*Your task*
Would you output the whole listing below, exactly as it reads?

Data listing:
■ ■ ■ ■
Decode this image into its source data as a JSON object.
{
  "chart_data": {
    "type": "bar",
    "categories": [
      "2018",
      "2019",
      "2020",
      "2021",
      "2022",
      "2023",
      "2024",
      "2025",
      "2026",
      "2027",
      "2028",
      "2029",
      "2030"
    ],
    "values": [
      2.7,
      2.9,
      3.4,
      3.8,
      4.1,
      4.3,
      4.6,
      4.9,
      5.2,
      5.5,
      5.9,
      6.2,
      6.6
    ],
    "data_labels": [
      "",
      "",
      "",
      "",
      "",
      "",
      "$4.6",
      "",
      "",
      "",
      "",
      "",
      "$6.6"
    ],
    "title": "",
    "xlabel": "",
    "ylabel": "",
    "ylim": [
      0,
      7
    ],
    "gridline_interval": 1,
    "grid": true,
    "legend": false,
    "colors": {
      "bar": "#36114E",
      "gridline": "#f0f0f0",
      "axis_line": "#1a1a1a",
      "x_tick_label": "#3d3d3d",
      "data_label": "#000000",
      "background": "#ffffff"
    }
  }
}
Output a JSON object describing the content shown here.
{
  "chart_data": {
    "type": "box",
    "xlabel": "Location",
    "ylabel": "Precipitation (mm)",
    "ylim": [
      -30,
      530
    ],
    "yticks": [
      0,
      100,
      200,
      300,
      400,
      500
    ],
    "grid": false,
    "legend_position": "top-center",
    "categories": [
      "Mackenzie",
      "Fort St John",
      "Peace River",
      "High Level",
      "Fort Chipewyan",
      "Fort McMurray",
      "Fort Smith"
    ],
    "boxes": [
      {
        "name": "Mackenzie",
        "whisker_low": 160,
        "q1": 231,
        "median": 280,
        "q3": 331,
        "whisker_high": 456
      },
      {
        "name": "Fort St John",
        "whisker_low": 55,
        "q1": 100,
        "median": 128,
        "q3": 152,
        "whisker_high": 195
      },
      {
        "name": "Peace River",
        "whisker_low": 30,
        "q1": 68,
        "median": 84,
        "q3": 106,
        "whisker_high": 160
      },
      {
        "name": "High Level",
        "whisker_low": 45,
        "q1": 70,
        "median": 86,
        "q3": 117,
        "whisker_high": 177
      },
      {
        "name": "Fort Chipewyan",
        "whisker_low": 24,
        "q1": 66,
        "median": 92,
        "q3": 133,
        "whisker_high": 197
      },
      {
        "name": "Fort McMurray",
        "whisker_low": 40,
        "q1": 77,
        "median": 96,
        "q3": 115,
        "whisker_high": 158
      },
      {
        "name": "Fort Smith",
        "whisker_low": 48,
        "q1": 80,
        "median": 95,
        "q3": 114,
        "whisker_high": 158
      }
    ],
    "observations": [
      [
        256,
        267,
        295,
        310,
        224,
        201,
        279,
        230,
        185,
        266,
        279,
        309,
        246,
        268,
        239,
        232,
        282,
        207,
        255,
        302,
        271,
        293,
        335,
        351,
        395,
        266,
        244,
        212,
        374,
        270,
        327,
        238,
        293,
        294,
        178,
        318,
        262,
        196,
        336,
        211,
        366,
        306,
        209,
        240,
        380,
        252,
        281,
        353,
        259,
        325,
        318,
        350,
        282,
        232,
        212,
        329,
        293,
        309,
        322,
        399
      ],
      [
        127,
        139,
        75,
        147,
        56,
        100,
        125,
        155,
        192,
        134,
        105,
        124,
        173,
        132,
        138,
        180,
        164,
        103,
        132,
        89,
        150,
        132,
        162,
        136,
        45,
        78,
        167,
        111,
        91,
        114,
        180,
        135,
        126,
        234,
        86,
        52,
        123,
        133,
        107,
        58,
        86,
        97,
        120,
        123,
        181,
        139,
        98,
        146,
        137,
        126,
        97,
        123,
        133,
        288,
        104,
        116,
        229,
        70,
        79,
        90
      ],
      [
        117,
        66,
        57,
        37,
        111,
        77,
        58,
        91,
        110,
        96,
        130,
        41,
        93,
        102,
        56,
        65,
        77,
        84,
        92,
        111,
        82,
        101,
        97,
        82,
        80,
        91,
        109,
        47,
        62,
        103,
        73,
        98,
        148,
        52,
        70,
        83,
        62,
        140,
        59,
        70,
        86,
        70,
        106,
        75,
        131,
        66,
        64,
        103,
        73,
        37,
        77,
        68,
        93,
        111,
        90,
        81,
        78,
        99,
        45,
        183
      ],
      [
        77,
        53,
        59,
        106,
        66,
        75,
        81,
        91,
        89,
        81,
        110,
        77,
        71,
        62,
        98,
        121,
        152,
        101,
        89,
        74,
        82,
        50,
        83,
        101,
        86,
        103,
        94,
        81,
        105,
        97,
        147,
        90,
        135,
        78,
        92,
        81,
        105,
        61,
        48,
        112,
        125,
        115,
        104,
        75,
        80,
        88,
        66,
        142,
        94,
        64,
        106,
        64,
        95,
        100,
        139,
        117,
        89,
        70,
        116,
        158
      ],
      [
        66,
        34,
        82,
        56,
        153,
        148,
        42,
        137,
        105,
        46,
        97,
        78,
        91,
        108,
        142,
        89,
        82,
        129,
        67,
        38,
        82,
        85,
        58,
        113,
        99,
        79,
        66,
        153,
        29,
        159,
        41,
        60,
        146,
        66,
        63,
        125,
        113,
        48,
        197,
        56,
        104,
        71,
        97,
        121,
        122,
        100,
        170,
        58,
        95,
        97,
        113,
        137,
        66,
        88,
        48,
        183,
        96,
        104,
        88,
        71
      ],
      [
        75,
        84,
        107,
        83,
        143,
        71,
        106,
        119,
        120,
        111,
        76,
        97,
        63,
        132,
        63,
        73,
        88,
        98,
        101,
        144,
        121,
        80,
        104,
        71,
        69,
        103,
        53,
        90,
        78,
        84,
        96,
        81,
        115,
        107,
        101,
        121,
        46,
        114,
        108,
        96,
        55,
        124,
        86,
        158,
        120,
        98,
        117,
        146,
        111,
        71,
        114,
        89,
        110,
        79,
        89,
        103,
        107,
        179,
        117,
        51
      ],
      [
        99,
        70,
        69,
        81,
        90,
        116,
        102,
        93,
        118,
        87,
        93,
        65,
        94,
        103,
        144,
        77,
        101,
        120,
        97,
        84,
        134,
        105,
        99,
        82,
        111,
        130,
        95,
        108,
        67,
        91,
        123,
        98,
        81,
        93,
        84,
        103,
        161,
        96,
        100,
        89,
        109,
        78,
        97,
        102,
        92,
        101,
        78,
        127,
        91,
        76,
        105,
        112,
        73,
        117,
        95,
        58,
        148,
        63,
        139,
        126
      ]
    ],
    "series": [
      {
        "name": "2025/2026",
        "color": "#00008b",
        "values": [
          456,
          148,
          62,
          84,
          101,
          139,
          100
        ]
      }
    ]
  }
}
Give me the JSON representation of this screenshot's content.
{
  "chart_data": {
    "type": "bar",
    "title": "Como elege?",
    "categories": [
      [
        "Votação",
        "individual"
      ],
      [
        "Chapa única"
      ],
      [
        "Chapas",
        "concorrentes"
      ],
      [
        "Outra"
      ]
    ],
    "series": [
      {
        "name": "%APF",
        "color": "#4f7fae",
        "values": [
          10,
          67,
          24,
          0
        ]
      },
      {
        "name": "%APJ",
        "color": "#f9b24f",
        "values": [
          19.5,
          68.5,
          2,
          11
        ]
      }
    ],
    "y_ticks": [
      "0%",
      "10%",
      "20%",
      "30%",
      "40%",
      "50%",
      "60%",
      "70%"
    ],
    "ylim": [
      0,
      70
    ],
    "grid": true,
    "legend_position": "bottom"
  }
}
■ ■ ■ ■
*The reply*
Decode this image into its source data as a JSON object.
{
  "chart_data": {
    "type": "bar",
    "categories": [
      "2018",
      "2019",
      "2020",
      "2021",
      "2022",
      "2023",
      "2024",
      "2025",
      "2026",
      "2027",
      "2028",
      "2029",
      "2030"
    ],
    "values": [
      2.7,
      2.9,
      3.4,
      3.8,
      4.1,
      4.3,
      4.6,
      4.9,
      5.2,
      5.5,
      5.9,
      6.2,
      6.6
    ],
    "data_labels": [
      "",
      "",
      "",
      "",
      "",
      "",
      "$4.6",
      "",
      "",
      "",
      "",
      "",
      "$6.6"
    ],
    "title": "",
    "xlabel": "",
    "ylabel": "",
    "ylim": [
      0,
      7
    ],
    "gridline_interval": 1,
    "grid": true,
    "legend": false,
    "colors": {
      "bar": "#36114E",
      "gridline": "#f0f0f0",
      "axis_line": "#1a1a1a",
      "x_tick_label": "#3d3d3d",
      "data_label": "#000000",
      "background": "#ffffff"
    }
  }
}
Output a JSON object describing the content shown here.
{
  "chart_data": {
    "type": "box",
    "xlabel": "Location",
    "ylabel": "Precipitation (mm)",
    "ylim": [
      -30,
      530
    ],
    "yticks": [
      0,
      100,
      200,
      300,
      400,
      500
    ],
    "grid": false,
    "legend_position": "top-center",
    "categories": [
      "Mackenzie",
      "Fort St John",
      "Peace River",
      "High Level",
      "Fort Chipewyan",
      "Fort McMurray",
      "Fort Smith"
    ],
    "boxes": [
      {
        "name": "Mackenzie",
        "whisker_low": 160,
        "q1": 231,
        "median": 280,
        "q3": 331,
        "whisker_high": 456
      },
      {
        "name": "Fort St John",
        "whisker_low": 55,
        "q1": 100,
        "median": 128,
        "q3": 152,
        "whisker_high": 195
      },
      {
        "name": "Peace River",
        "whisker_low": 30,
        "q1": 68,
        "median": 84,
        "q3": 106,
        "whisker_high": 160
      },
      {
        "name": "High Level",
        "whisker_low": 45,
        "q1": 70,
        "median": 86,
        "q3": 117,
        "whisker_high": 177
      },
      {
        "name": "Fort Chipewyan",
        "whisker_low": 24,
        "q1": 66,
        "median": 92,
        "q3": 133,
        "whisker_high": 197
      },
      {
        "name": "Fort McMurray",
        "whisker_low": 40,
        "q1": 77,
        "median": 96,
        "q3": 115,
        "whisker_high": 158
      },
      {
        "name": "Fort Smith",
        "whisker_low": 48,
        "q1": 80,
        "median": 95,
        "q3": 114,
        "whisker_high": 158
      }
    ],
    "observations": [
      [
        256,
        267,
        295,
        310,
        224,
        201,
        279,
        230,
        185,
        266,
        279,
        309,
        246,
        268,
        239,
        232,
        282,
        207,
        255,
        302,
        271,
        293,
        335,
        351,
        395,
        266,
        244,
        212,
        374,
        270,
        327,
        238,
        293,
        294,
        178,
        318,
        262,
        196,
        336,
        211,
        366,
        306,
        209,
        240,
        380,
        252,
        281,
        353,
        259,
        325,
        318,
        350,
        282,
        232,
        212,
        329,
        293,
        309,
        322,
        399
      ],
      [
        127,
        139,
        75,
        147,
        56,
        100,
        125,
        155,
        192,
        134,
        105,
        124,
        173,
        132,
        138,
        180,
        164,
        103,
        132,
        89,
        150,
        132,
        162,
        136,
        45,
        78,
        167,
        111,
        91,
        114,
        180,
        135,
        126,
        234,
        86,
        52,
        123,
        133,
        107,
        58,
        86,
        97,
        120,
        123,
        181,
        139,
        98,
        146,
        137,
        126,
        97,
        123,
        133,
        288,
        104,
        116,
        229,
        70,
        79,
        90
      ],
      [
        117,
        66,
        57,
        37,
        111,
        77,
        58,
        91,
        110,
        96,
        130,
        41,
        93,
        102,
        56,
        65,
        77,
        84,
        92,
        111,
        82,
        101,
        97,
        82,
        80,
        91,
        109,
        47,
        62,
        103,
        73,
        98,
        148,
        52,
        70,
        83,
        62,
        140,
        59,
        70,
        86,
        70,
        106,
        75,
        131,
        66,
        64,
        103,
        73,
        37,
        77,
        68,
        93,
        111,
        90,
        81,
        78,
        99,
        45,
        183
      ],
      [
        77,
        53,
        59,
        106,
        66,
        75,
        81,
        91,
        89,
        81,
        110,
        77,
        71,
        62,
        98,
        121,
        152,
        101,
        89,
        74,
        82,
        50,
        83,
        101,
        86,
        103,
        94,
        81,
        105,
        97,
        147,
        90,
        135,
        78,
        92,
        81,
        105,
        61,
        48,
        112,
        125,
        115,
        104,
        75,
        80,
        88,
        66,
        142,
        94,
        64,
        106,
        64,
        95,
        100,
        139,
        117,
        89,
        70,
        116,
        158
      ],
      [
        66,
        34,
        82,
        56,
        153,
        148,
        42,
        137,
        105,
        46,
        97,
        78,
        91,
        108,
        142,
        89,
        82,
        129,
        67,
        38,
        82,
        85,
        58,
        113,
        99,
        79,
        66,
        153,
        29,
        159,
        41,
        60,
        146,
        66,
        63,
        125,
        113,
        48,
        197,
        56,
        104,
        71,
        97,
        121,
        122,
        100,
        170,
        58,
        95,
        97,
        113,
        137,
        66,
        88,
        48,
        183,
        96,
        104,
        88,
        71
      ],
      [
        75,
        84,
        107,
        83,
        143,
        71,
        106,
        119,
        120,
        111,
        76,
        97,
        63,
        132,
        63,
        73,
        88,
        98,
        101,
        144,
        121,
        80,
        104,
        71,
        69,
        103,
        53,
        90,
        78,
        84,
        96,
        81,
        115,
        107,
        101,
        121,
        46,
        114,
        108,
        96,
        55,
        124,
        86,
        158,
        120,
        98,
        117,
        146,
        111,
        71,
        114,
        89,
        110,
        79,
        89,
        103,
        107,
        179,
        117,
        51
      ],
      [
        99,
        70,
        69,
        81,
        90,
        116,
        102,
        93,
        118,
        87,
        93,
        65,
        94,
        103,
        144,
        77,
        101,
        120,
        97,
        84,
        134,
        105,
        99,
        82,
        111,
        130,
        95,
        108,
        67,
        91,
        123,
        98,
        81,
        93,
        84,
        103,
        161,
        96,
        100,
        89,
        109,
        78,
        97,
        102,
        92,
        101,
        78,
        127,
        91,
        76,
        105,
        112,
        73,
        117,
        95,
        58,
        148,
        63,
        139,
        126
      ]
    ],
    "series": [
      {
        "name": "2025/2026",
        "color": "#00008b",
        "values": [
          456,
          148,
          62,
          84,
          101,
          139,
          100
        ]
      }
    ]
  }
}
Give me the JSON representation of this screenshot's content.
{
  "chart_data": {
    "type": "bar",
    "title": "Como elege?",
    "categories": [
      [
        "Votação",
        "individual"
      ],
      [
        "Chapa única"
      ],
      [
        "Chapas",
        "concorrentes"
      ],
      [
        "Outra"
      ]
    ],
    "series": [
      {
        "name": "%APF",
        "color": "#4f7fae",
        "values": [
          10,
          67,
          24,
          0
        ]
      },
      {
        "name": "%APJ",
        "color": "#f9b24f",
        "values": [
          19.5,
          68.5,
          2,
          11
        ]
      }
    ],
    "y_ticks": [
      "0%",
      "10%",
      "20%",
      "30%",
      "40%",
      "50%",
      "60%",
      "70%"
    ],
    "ylim": [
      0,
      70
    ],
    "grid": true,
    "legend_position": "bottom"
  }
}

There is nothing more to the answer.